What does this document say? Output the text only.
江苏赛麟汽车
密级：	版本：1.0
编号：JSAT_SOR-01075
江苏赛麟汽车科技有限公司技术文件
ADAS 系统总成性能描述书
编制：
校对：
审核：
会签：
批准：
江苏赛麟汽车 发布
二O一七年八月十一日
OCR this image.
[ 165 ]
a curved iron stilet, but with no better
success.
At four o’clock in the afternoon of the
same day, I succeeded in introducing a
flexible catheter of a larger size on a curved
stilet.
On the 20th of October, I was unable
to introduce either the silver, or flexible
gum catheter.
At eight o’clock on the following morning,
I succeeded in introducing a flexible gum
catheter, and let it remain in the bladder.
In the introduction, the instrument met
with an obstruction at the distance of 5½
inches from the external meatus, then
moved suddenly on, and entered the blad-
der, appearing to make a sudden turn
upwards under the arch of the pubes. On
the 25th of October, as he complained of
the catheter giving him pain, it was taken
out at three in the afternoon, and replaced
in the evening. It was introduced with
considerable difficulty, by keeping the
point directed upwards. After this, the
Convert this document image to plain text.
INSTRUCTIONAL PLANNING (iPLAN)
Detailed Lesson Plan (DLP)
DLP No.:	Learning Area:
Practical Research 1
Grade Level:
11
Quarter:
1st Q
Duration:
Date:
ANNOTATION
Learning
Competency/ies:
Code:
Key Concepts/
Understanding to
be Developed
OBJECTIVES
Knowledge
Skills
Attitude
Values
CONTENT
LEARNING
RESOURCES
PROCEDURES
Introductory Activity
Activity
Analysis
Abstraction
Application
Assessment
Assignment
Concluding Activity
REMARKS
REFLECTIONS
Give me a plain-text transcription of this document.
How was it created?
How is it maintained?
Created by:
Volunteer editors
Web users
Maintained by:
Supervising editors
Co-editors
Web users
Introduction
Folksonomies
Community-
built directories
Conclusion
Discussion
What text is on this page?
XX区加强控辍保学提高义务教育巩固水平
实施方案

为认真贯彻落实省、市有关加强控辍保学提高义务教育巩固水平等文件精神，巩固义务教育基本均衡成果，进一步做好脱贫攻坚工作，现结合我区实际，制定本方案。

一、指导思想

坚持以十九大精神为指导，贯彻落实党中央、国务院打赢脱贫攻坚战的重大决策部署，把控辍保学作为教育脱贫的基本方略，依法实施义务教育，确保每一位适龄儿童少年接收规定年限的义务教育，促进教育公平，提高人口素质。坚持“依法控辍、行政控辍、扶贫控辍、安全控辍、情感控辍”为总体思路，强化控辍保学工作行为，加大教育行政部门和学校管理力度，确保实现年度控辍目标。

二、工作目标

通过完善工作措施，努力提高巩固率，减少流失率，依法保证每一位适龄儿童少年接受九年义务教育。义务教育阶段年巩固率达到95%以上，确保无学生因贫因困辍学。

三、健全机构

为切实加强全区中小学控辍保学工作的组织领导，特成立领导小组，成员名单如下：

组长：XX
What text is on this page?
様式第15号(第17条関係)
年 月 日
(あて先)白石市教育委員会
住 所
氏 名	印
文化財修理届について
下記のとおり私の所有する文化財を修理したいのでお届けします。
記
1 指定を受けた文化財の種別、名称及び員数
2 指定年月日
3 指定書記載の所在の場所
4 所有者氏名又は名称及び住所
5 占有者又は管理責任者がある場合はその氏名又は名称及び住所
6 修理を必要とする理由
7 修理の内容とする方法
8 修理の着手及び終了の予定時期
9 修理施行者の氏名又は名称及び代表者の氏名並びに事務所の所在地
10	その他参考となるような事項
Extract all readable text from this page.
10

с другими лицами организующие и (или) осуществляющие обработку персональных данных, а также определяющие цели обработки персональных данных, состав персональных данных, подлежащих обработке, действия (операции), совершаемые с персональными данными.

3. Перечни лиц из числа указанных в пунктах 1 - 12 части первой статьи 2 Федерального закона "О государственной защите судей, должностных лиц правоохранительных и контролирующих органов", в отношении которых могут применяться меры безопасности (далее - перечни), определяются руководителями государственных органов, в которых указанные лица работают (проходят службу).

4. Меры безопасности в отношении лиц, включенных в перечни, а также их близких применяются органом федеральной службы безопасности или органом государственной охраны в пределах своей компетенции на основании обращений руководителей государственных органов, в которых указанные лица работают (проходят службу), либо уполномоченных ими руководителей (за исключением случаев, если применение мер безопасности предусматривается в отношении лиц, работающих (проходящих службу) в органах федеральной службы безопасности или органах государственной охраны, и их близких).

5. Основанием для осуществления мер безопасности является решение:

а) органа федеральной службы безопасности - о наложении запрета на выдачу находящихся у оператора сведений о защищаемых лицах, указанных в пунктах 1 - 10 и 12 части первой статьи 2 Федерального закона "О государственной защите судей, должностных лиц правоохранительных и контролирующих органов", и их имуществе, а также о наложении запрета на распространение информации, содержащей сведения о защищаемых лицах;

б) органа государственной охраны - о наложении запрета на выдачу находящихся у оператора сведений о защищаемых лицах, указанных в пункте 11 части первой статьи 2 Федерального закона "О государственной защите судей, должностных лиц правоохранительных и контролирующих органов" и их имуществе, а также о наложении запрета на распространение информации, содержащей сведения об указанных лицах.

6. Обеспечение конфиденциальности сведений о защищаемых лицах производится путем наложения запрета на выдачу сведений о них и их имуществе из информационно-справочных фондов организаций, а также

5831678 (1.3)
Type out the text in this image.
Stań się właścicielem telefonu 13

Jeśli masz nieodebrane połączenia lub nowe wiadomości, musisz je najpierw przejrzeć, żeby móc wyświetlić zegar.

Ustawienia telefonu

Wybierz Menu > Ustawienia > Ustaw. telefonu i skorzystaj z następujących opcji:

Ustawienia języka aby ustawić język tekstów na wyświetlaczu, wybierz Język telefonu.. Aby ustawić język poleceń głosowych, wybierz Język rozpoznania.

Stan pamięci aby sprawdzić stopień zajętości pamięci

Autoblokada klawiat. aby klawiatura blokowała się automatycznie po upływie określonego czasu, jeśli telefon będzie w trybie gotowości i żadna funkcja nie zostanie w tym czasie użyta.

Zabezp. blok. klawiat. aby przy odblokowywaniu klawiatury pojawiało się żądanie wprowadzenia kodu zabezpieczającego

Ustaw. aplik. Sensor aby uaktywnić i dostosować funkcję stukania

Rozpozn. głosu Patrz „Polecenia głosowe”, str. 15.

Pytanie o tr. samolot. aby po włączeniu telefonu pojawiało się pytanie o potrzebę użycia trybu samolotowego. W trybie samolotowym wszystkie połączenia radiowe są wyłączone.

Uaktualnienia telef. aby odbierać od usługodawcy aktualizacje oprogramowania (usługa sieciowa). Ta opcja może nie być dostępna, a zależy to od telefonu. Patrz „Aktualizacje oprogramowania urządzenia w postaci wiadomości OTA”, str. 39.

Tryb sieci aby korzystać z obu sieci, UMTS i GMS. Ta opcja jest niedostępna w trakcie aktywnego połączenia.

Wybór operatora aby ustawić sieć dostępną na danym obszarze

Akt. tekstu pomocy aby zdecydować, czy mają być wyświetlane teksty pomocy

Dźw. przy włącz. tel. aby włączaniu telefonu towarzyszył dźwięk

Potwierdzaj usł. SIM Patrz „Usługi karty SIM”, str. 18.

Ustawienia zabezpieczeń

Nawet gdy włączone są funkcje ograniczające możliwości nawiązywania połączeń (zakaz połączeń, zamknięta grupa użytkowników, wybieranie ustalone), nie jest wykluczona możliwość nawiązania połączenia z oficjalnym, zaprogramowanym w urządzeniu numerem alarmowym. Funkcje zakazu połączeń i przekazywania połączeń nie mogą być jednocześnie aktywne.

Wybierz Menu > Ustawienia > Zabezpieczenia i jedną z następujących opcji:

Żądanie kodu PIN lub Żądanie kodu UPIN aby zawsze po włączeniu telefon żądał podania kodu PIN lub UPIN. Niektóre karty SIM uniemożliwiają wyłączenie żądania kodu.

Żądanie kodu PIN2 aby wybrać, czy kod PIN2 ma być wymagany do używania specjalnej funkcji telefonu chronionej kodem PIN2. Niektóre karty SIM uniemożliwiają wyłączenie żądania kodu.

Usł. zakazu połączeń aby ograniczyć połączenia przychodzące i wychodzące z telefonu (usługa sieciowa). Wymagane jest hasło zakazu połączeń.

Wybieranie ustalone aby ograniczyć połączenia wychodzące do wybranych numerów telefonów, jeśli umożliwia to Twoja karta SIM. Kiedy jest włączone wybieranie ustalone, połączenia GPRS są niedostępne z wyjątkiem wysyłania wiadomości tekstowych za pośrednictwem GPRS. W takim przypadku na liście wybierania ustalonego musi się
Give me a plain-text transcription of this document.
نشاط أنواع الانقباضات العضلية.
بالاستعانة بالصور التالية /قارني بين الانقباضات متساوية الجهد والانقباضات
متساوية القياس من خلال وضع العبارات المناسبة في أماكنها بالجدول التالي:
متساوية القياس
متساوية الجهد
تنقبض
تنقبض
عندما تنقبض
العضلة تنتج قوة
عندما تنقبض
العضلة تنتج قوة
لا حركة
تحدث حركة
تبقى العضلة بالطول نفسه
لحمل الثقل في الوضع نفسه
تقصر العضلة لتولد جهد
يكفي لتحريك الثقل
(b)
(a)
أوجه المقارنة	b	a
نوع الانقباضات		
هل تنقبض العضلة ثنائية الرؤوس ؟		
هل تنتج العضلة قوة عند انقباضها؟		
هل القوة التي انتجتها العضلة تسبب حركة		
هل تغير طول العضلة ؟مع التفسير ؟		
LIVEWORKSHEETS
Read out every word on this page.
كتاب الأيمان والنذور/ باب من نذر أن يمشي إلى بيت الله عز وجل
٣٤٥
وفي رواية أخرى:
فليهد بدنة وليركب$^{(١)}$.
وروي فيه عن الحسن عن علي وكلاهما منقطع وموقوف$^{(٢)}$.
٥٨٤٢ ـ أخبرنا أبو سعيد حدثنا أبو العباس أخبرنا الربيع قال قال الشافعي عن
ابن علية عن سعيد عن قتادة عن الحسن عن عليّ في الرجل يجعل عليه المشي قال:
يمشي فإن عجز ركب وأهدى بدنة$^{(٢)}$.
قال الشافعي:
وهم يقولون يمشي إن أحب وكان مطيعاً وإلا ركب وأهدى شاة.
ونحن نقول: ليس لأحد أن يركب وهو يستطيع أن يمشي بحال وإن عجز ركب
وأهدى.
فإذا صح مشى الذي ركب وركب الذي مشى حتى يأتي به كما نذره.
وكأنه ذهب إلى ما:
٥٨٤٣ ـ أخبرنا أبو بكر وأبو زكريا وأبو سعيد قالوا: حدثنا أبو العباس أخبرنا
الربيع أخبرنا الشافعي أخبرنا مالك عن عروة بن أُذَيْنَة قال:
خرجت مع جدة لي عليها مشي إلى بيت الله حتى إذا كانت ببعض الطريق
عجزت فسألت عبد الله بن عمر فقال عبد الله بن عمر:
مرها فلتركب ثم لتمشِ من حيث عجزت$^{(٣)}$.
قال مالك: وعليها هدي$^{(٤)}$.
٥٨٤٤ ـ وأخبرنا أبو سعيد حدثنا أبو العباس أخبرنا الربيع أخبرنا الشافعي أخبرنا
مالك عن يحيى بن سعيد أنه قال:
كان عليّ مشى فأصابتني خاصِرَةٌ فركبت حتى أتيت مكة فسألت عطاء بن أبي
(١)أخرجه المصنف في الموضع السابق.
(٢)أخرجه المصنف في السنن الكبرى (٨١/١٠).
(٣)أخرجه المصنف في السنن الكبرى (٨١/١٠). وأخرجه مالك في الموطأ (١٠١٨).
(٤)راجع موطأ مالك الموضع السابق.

-.-.-

Scan the material above. Copy each line that holds the word "włączone".

* **TASK RESULT**:
Nawet gdy włączone są funkcje ograniczające możliwości nawiązywania połączeń (zakaz połączeń, zamknięta grupa użytkowników, wybieranie ustalone), nie jest wykluczona możliwość nawiązania połączenia z oficjalnym, zaprogramowanym w urządzeniu numerem alarmowym. Funkcje zakazu połączeń i przekazywania połączeń nie mogą być jednocześnie aktywne.
Wybieranie ustalone aby ograniczyć połączenia wychodzące do wybranych numerów telefonów, jeśli umożliwia to Twoja karta SIM. Kiedy jest włączone wybieranie ustalone, połączenia GPRS są niedostępne z wyjątkiem wysyłania wiadomości tekstowych za pośrednictwem GPRS. W takim przypadku na liście wybierania ustalonego musi się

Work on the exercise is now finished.